Task details: Narrow the data below down to the lines containing "Photoshop".

** start Recorded data **

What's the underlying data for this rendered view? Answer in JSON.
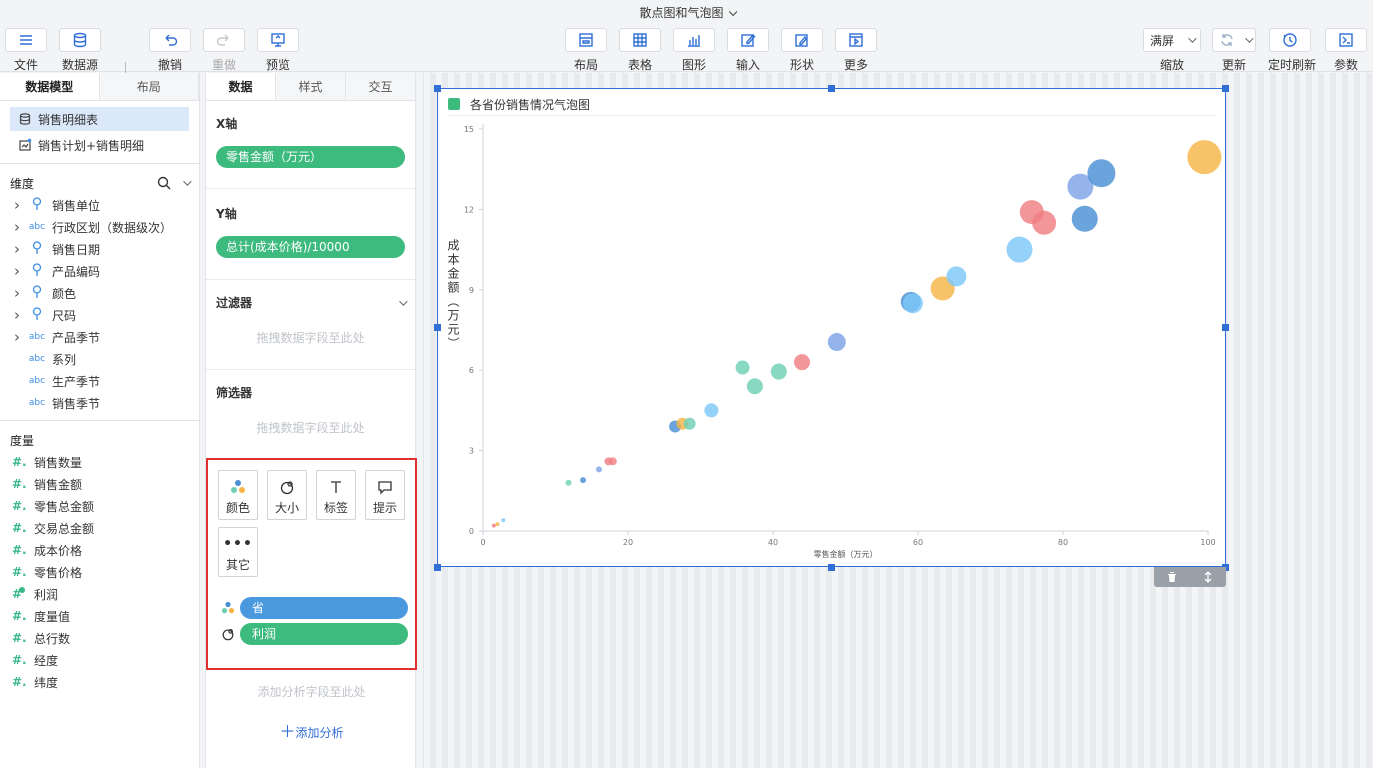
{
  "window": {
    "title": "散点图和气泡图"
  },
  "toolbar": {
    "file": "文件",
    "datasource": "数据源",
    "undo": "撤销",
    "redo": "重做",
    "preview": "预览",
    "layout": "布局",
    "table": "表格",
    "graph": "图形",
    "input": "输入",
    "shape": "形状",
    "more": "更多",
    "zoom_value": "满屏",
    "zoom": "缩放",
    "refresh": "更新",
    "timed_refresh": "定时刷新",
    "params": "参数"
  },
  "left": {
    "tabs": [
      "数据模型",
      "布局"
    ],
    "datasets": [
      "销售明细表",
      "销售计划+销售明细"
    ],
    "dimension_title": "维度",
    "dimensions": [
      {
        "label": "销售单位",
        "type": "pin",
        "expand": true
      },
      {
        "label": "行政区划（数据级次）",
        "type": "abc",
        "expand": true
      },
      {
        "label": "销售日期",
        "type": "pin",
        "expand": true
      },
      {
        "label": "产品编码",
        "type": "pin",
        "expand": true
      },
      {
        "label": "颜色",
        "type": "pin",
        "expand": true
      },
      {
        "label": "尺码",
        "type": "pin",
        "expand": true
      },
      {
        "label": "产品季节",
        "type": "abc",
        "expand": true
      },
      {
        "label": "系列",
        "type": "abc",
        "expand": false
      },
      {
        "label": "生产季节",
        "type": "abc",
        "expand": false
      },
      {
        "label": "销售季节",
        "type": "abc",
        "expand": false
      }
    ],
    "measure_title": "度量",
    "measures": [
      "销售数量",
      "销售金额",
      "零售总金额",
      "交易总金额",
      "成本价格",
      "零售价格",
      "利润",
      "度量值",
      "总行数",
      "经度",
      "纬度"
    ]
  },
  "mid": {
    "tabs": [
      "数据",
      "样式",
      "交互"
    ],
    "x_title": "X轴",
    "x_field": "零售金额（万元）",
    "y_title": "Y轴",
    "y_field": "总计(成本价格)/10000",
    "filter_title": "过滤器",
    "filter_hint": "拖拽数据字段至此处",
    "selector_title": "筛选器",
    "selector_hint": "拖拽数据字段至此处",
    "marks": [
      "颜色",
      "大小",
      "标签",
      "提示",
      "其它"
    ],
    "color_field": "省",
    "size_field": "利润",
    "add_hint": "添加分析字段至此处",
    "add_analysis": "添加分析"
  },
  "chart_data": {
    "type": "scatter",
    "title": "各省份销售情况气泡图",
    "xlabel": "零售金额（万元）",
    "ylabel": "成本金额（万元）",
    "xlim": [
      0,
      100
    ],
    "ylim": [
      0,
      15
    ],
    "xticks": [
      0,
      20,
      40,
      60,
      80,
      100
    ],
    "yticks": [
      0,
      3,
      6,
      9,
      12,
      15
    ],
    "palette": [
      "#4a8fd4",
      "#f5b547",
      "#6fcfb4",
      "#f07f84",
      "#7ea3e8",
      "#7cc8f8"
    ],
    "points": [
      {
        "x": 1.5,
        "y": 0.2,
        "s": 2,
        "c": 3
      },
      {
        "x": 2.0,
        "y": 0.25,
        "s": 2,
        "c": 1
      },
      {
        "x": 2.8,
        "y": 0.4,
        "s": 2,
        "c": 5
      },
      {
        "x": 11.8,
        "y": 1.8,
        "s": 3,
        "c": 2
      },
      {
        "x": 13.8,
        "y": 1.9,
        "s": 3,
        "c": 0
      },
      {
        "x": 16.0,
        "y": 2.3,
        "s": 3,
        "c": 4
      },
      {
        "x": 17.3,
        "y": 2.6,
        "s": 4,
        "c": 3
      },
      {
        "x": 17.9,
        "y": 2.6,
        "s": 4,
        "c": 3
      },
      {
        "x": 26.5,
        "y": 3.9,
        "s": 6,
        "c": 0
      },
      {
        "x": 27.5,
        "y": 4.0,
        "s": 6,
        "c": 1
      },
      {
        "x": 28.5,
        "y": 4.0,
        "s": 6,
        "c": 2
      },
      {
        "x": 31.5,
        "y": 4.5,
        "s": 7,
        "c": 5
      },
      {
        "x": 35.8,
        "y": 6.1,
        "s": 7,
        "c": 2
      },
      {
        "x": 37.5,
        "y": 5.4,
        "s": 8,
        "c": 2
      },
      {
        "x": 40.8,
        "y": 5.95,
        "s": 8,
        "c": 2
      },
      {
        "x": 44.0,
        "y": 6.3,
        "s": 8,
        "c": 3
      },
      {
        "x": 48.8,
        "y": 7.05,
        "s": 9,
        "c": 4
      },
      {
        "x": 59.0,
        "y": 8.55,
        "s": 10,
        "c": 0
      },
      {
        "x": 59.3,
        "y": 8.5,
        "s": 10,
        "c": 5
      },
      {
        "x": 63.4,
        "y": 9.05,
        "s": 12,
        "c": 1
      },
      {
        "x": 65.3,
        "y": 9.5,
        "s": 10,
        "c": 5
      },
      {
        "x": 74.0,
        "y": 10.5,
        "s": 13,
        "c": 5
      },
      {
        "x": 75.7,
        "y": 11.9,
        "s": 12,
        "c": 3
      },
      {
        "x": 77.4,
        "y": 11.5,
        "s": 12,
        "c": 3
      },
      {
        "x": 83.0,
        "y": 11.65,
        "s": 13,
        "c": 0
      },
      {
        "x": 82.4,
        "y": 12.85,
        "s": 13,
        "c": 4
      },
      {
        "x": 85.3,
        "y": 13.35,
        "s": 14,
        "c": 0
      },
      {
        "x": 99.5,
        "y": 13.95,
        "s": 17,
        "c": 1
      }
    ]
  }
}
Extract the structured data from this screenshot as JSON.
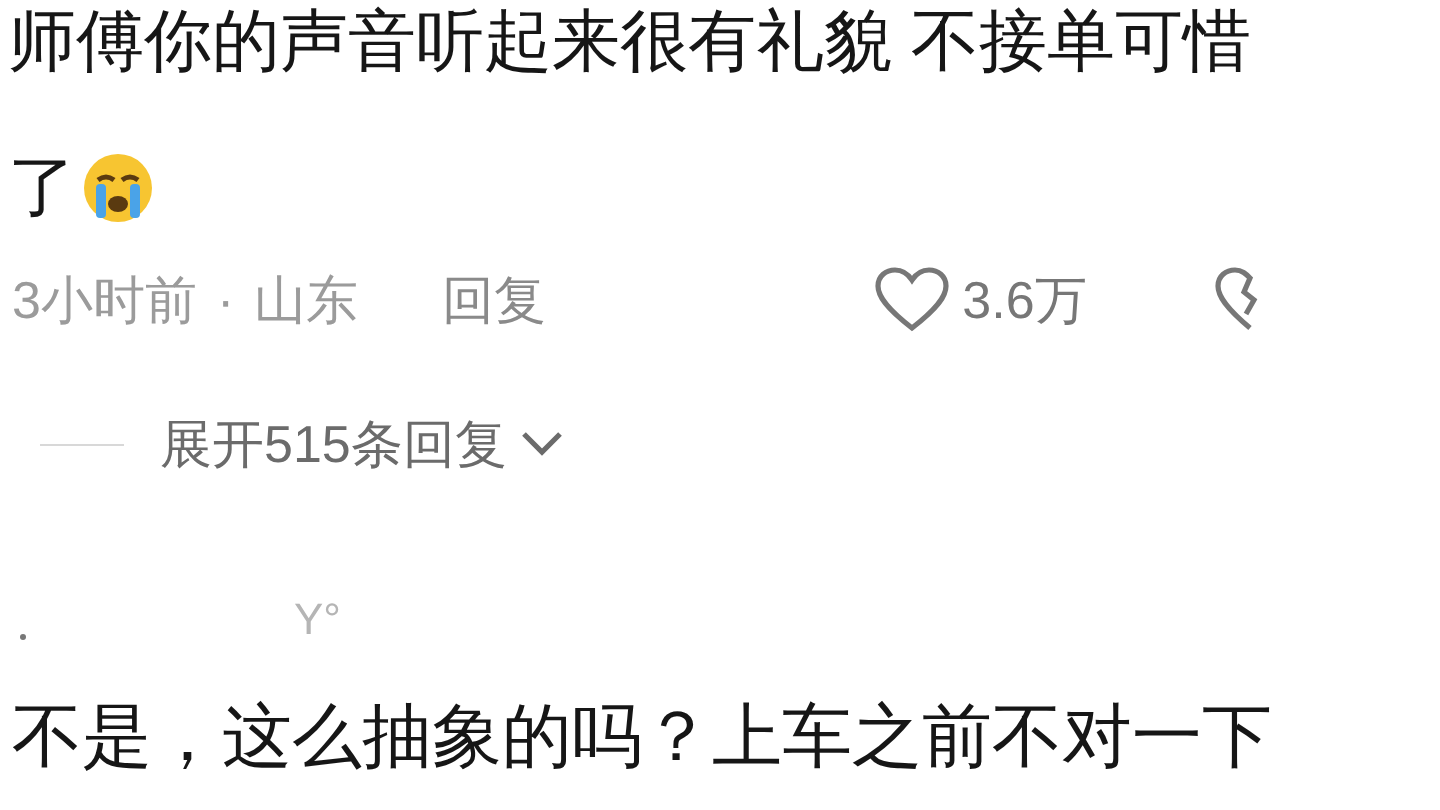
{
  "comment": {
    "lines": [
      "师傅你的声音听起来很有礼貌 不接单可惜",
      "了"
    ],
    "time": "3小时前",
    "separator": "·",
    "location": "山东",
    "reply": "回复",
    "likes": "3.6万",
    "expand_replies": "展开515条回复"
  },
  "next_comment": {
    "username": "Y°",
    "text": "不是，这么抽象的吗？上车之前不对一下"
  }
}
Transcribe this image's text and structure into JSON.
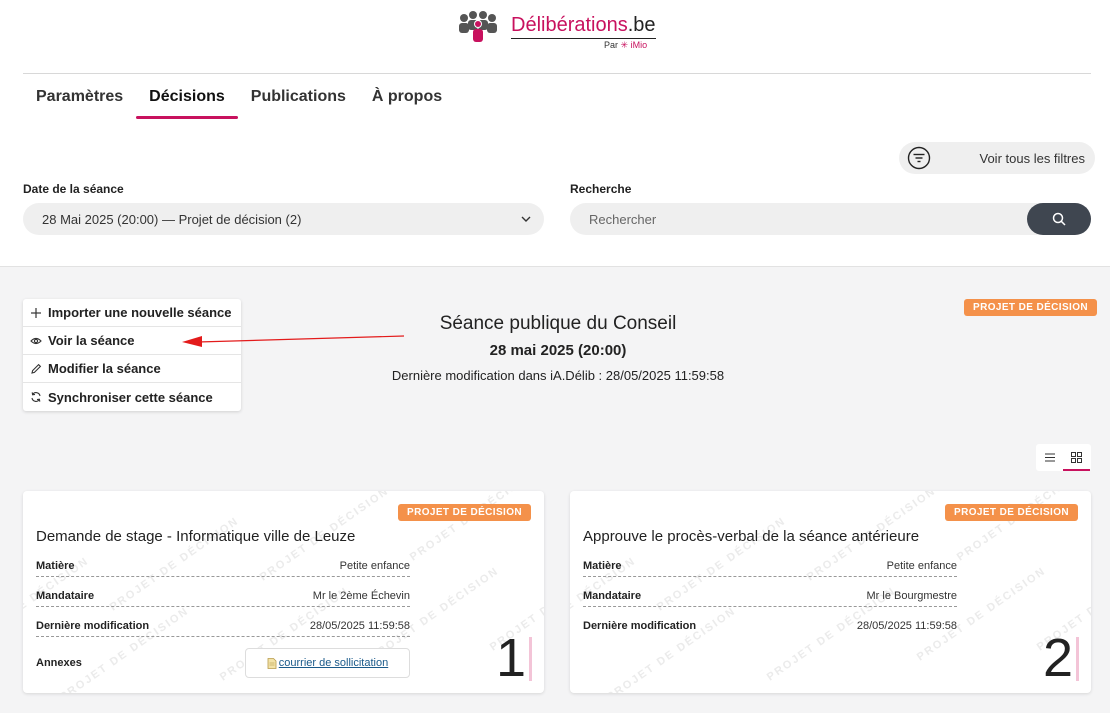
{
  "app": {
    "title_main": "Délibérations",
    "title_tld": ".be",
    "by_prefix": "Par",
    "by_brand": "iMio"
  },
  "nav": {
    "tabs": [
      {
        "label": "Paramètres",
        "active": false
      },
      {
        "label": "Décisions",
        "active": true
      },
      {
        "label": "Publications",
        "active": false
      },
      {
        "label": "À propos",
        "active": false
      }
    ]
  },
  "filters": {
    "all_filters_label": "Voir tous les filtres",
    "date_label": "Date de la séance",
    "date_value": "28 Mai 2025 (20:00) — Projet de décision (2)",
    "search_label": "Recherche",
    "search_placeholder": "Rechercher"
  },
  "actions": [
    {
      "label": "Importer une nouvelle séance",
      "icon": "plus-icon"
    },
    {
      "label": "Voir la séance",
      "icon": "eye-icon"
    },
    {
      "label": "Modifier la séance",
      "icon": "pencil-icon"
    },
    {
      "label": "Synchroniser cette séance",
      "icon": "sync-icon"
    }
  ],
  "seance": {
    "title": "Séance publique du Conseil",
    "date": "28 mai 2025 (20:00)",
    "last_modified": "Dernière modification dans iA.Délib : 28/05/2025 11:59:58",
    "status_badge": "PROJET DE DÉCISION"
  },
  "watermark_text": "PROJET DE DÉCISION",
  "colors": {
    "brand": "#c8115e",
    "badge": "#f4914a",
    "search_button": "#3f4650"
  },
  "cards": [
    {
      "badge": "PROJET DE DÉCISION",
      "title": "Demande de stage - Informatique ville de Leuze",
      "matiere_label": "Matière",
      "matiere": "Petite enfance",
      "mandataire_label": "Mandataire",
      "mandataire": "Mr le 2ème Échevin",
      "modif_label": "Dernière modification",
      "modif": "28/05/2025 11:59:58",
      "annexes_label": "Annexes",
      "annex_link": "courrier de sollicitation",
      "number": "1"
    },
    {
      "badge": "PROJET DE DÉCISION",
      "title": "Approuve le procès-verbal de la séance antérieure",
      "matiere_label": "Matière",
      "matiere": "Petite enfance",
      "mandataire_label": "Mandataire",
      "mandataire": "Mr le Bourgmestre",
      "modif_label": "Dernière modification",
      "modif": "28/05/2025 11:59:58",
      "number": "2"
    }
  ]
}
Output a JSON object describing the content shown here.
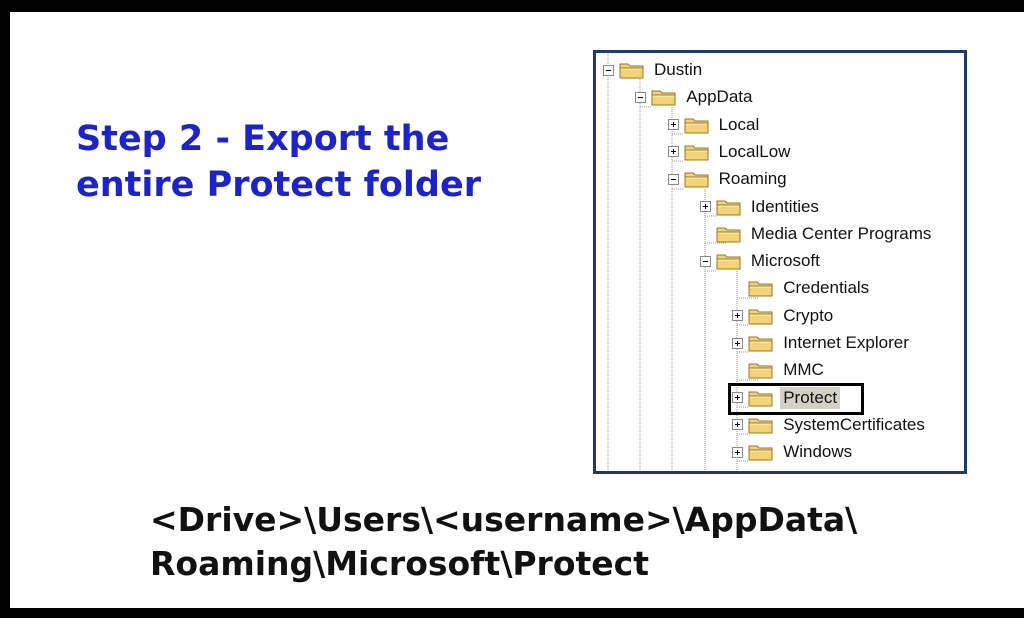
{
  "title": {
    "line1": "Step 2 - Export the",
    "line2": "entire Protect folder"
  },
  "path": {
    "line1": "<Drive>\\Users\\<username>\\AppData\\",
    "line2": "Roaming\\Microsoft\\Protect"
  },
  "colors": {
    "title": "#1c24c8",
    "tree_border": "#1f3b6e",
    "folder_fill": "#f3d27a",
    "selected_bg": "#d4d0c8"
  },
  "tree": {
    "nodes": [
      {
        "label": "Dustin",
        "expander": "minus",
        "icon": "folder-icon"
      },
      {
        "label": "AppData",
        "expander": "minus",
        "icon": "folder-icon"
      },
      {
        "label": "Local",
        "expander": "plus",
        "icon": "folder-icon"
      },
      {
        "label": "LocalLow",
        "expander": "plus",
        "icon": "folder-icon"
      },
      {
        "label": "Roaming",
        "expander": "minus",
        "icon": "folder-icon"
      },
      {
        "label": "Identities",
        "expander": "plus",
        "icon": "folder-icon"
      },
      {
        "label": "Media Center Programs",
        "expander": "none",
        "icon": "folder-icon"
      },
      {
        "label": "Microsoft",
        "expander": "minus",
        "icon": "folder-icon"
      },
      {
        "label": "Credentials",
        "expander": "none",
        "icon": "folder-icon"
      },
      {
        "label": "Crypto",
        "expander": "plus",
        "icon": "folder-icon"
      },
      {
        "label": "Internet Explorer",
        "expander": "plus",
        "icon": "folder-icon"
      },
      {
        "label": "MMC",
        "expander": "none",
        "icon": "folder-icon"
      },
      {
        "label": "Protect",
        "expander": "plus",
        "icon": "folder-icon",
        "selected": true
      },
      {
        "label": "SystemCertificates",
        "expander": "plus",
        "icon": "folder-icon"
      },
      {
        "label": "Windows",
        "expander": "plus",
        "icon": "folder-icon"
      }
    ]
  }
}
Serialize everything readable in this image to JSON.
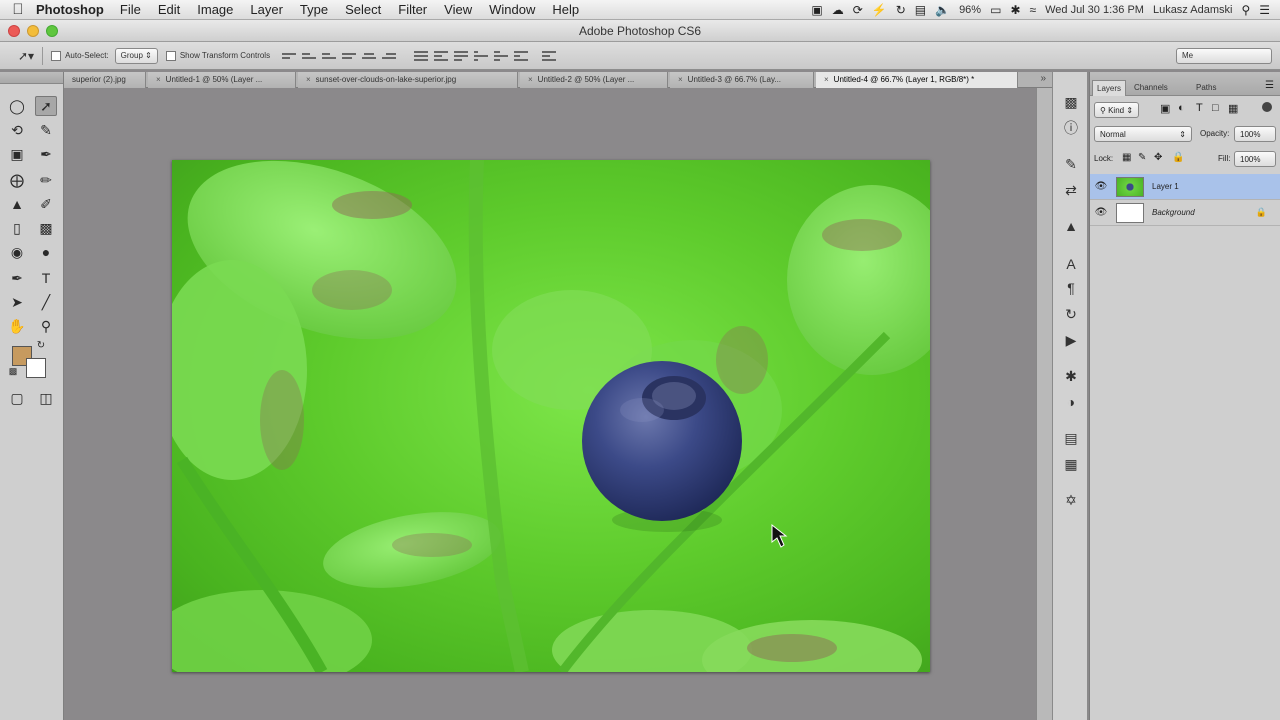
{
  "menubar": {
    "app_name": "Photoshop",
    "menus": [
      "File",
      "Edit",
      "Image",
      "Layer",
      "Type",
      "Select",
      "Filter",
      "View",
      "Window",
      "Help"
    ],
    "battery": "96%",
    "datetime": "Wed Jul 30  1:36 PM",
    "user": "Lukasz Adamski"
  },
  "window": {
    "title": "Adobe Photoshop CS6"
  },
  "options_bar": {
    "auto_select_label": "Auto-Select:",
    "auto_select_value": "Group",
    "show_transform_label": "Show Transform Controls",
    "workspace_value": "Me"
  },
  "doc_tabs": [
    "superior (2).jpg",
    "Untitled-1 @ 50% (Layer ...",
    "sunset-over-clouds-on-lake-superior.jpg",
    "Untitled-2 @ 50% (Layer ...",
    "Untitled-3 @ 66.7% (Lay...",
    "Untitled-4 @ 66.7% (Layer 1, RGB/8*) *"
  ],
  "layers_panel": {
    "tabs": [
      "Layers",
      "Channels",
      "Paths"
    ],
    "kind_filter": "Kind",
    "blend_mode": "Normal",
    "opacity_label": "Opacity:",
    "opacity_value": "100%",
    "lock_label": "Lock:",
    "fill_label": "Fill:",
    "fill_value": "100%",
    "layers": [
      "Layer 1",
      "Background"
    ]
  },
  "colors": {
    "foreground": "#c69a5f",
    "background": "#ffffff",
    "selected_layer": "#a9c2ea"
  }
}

** end Recorded data **

Finished exercise:
    "app_name": "Photoshop",
    "title": "Adobe Photoshop CS6"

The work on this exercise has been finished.